Figure data in JSON:
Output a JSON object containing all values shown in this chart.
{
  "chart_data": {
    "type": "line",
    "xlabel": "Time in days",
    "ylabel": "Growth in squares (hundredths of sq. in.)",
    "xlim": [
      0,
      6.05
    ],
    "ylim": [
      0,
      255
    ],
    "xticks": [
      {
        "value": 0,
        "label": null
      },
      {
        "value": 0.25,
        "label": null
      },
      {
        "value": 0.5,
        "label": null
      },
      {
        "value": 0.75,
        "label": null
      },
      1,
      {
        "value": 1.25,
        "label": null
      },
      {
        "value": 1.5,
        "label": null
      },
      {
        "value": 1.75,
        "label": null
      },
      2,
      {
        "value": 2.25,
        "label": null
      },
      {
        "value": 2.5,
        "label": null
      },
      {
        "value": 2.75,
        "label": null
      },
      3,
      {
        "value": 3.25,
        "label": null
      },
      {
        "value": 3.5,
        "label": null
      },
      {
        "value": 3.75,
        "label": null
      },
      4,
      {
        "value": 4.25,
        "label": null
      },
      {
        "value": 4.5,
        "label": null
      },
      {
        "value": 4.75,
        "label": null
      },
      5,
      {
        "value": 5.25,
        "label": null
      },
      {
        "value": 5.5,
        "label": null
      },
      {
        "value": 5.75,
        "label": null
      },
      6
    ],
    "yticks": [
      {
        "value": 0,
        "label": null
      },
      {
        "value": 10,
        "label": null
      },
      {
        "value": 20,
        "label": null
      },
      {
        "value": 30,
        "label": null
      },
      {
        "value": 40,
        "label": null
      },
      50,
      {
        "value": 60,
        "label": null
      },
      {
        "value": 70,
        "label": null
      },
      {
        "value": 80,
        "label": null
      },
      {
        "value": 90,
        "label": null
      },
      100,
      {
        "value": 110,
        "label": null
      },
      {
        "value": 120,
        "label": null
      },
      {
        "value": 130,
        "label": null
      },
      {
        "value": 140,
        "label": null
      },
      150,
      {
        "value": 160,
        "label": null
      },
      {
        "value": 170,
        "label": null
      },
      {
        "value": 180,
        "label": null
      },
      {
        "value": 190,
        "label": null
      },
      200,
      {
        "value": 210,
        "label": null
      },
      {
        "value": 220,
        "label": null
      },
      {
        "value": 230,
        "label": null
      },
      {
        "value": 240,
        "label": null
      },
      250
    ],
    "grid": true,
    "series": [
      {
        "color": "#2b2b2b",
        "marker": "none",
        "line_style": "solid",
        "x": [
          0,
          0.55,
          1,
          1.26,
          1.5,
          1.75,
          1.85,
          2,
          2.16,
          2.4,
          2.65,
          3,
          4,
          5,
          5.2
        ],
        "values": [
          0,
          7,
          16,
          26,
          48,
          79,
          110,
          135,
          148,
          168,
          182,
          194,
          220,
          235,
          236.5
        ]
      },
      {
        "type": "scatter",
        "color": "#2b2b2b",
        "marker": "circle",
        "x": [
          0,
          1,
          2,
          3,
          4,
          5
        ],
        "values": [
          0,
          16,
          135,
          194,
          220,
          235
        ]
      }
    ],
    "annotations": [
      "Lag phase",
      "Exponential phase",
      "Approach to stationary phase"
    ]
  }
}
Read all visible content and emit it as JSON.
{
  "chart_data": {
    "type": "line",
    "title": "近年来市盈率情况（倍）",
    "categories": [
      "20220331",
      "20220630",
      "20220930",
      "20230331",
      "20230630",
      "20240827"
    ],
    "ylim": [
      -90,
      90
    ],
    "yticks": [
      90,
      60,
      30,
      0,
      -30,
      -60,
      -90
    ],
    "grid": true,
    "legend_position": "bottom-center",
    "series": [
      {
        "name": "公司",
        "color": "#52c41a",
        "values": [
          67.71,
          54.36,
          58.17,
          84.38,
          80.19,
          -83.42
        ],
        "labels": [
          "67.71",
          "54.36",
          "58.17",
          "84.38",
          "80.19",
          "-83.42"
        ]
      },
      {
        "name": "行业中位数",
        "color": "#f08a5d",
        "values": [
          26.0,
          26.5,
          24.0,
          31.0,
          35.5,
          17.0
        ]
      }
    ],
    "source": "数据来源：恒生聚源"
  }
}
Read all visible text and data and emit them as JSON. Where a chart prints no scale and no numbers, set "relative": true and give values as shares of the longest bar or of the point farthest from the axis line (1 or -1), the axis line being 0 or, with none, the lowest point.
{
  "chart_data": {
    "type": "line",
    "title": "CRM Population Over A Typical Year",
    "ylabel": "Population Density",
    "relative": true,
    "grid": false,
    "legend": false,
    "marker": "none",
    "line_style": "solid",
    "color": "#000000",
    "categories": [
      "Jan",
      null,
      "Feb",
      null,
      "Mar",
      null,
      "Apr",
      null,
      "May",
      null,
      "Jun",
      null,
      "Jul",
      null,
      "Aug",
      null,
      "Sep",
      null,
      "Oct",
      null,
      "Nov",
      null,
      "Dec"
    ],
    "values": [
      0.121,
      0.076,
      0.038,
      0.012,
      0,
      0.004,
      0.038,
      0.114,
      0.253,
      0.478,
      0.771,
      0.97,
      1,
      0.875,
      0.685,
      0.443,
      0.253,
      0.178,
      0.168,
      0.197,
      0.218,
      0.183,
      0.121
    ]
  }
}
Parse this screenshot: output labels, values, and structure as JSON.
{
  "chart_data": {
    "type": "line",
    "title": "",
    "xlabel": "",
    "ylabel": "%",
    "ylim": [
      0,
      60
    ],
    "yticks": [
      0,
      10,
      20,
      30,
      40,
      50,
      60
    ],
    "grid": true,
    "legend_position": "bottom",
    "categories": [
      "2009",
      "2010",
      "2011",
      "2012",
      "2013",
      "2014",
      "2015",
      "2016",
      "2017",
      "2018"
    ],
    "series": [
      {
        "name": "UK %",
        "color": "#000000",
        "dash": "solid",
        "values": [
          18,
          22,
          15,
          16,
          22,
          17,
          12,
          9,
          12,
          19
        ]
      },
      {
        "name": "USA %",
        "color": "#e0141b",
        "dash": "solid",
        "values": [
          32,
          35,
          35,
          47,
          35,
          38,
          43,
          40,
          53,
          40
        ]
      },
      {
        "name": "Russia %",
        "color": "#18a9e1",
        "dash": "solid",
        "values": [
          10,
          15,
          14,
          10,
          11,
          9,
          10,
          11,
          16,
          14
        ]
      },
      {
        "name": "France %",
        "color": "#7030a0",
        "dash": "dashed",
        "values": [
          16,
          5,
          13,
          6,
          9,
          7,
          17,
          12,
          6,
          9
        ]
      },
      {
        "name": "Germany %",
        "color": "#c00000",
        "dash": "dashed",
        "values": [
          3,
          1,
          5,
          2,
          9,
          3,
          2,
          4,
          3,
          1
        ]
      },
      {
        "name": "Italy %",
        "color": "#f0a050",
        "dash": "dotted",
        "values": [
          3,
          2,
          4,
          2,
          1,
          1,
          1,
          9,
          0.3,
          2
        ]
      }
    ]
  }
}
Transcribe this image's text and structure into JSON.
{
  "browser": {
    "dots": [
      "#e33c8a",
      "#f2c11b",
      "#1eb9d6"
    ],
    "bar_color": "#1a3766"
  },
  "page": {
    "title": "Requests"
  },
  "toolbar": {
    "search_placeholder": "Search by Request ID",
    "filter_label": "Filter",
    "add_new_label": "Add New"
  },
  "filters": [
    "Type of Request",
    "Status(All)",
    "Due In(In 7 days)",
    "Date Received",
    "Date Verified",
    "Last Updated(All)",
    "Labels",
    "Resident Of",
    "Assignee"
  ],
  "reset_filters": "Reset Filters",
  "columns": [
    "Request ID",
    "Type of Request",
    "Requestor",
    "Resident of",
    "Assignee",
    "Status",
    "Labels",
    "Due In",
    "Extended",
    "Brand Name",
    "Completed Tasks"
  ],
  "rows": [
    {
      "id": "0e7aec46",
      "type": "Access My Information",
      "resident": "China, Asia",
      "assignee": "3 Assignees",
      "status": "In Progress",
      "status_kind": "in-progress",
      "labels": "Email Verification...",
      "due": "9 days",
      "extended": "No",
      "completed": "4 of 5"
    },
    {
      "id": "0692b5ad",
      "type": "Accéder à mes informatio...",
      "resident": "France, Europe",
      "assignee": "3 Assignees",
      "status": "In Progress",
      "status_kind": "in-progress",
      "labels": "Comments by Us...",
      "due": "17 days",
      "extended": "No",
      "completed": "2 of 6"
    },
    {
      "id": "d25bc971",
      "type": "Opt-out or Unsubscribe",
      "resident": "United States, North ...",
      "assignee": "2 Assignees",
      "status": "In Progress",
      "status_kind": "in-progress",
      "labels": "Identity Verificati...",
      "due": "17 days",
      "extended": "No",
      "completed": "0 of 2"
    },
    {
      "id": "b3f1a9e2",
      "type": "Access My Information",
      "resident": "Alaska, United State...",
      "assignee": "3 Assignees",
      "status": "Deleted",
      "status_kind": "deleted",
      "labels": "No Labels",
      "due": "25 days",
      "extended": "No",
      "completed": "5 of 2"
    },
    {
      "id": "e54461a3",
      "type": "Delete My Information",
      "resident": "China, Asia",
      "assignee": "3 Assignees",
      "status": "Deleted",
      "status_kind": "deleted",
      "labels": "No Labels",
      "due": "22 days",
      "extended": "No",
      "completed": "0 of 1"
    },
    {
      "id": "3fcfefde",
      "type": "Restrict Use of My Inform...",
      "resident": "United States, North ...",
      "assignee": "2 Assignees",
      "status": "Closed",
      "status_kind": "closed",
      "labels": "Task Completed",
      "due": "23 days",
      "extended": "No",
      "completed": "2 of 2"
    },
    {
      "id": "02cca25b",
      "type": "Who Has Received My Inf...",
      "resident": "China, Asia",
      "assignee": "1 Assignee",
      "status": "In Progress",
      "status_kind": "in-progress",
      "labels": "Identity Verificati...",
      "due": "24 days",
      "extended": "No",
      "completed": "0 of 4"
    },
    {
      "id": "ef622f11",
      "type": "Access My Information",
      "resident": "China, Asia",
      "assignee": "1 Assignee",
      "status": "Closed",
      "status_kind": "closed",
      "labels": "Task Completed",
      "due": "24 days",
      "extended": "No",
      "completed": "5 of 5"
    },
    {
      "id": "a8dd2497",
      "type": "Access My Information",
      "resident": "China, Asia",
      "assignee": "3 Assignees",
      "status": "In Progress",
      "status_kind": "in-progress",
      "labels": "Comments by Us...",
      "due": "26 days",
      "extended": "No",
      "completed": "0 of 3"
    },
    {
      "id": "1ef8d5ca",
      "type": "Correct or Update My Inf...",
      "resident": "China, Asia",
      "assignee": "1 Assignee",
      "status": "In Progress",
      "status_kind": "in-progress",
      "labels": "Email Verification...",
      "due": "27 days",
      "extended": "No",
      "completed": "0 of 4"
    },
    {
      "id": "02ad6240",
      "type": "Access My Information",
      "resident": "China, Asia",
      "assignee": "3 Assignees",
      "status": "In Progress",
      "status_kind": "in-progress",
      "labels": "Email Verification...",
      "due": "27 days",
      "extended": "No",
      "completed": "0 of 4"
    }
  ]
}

## Problem
Looking at the records above, work out how many lines include the word "this", then give that number by itself.

## Finished exercise
3